• Required task
Copy out each line that mentions the word "Survey".
*** Recorded data
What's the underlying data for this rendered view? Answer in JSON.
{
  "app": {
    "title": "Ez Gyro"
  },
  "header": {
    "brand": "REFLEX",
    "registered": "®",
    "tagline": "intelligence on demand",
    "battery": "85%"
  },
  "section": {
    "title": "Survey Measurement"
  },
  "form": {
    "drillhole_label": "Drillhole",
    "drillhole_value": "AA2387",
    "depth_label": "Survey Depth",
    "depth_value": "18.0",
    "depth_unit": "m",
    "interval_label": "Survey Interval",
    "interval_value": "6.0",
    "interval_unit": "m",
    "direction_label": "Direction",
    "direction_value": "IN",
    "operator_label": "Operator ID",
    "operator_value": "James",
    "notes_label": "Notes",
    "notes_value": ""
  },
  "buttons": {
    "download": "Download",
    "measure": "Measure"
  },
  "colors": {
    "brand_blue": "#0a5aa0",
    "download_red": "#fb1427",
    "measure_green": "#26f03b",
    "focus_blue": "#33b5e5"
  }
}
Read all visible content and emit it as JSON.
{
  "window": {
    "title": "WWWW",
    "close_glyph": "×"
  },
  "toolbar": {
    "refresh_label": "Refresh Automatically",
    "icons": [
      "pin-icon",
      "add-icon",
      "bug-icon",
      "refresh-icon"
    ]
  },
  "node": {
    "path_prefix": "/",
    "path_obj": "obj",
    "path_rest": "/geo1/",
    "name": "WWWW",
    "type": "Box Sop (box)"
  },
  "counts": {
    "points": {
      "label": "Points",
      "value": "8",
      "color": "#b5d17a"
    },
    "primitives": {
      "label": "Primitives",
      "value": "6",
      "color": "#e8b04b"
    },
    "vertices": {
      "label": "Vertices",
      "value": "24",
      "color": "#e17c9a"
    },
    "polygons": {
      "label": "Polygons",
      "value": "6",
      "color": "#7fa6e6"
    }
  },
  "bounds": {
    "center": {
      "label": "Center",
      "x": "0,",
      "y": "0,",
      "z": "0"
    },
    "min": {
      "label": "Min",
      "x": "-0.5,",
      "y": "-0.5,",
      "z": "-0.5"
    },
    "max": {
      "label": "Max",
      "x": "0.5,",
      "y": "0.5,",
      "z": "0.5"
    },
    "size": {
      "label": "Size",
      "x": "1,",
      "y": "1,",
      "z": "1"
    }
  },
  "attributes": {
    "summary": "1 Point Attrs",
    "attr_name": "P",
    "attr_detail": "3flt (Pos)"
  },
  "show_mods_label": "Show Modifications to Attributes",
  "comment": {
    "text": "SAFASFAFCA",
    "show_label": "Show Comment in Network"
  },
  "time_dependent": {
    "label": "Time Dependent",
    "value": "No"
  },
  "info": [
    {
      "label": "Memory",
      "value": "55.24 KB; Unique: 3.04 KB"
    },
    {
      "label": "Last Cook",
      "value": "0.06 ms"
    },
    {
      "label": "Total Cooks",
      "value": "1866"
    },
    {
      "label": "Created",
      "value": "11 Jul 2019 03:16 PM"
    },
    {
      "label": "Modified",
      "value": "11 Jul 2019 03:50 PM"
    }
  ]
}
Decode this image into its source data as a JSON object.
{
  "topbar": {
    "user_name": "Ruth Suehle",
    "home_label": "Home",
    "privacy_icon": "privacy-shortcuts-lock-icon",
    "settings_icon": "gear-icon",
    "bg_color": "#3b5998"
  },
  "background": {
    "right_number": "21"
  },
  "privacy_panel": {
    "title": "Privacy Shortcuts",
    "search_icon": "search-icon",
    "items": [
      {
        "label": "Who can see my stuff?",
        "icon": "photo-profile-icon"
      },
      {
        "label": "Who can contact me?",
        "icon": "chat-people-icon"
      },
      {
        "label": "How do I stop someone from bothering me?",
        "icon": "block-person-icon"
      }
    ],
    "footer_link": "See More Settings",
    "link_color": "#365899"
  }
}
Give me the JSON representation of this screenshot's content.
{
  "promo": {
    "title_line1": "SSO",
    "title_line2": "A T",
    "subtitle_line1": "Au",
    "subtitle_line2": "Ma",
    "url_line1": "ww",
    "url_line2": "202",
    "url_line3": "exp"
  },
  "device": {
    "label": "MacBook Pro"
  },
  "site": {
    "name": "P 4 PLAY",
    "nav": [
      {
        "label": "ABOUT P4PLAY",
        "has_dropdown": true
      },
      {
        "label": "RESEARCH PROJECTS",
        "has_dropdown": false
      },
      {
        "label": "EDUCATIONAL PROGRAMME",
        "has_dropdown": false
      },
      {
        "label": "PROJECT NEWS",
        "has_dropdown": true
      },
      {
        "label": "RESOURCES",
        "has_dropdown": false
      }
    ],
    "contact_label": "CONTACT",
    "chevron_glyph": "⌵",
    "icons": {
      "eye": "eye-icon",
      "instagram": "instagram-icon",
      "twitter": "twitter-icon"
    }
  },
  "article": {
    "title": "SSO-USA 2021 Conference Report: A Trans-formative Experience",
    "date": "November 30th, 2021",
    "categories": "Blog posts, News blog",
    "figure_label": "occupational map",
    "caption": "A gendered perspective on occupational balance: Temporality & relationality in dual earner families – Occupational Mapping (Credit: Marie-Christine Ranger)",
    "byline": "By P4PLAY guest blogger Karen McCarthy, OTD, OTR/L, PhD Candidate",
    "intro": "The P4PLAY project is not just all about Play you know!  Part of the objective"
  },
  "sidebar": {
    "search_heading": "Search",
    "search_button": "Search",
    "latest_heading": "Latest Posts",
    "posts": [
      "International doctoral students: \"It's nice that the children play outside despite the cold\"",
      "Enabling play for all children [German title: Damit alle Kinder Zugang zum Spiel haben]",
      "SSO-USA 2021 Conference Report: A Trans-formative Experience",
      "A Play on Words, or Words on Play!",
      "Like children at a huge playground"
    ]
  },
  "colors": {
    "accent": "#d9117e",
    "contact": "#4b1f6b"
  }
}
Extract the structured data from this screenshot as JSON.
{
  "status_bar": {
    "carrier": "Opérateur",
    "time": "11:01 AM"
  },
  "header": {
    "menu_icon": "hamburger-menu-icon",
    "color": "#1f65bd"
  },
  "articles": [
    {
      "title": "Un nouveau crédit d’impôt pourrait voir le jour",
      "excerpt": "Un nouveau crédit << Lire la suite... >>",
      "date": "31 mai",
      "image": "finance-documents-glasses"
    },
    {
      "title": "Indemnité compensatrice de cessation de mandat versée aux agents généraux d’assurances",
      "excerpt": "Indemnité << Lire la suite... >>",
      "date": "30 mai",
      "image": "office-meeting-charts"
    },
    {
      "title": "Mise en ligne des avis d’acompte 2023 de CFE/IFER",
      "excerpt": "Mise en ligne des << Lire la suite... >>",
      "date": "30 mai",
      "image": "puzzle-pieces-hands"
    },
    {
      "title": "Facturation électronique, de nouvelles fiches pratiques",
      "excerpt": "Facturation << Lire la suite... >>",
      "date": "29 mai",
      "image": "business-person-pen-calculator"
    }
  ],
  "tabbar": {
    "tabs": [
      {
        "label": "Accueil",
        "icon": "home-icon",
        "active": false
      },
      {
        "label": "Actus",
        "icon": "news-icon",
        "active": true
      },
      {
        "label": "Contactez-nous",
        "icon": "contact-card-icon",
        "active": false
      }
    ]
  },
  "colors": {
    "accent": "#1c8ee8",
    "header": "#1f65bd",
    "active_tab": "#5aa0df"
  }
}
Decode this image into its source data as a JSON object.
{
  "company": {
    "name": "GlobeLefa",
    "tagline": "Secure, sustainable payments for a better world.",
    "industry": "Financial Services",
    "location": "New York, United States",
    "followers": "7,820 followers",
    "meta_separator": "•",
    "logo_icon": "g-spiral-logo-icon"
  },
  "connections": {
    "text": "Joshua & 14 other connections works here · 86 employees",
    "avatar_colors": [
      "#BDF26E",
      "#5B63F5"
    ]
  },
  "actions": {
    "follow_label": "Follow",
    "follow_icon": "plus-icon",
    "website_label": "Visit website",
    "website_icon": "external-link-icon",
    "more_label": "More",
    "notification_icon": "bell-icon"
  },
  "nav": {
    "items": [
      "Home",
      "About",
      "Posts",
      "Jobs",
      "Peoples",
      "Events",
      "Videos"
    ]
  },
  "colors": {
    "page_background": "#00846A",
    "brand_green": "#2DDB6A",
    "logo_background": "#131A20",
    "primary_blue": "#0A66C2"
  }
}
******
• Output
    "title": "Survey Measurement"
    "depth_label": "Survey Depth",
    "interval_label": "Survey Interval",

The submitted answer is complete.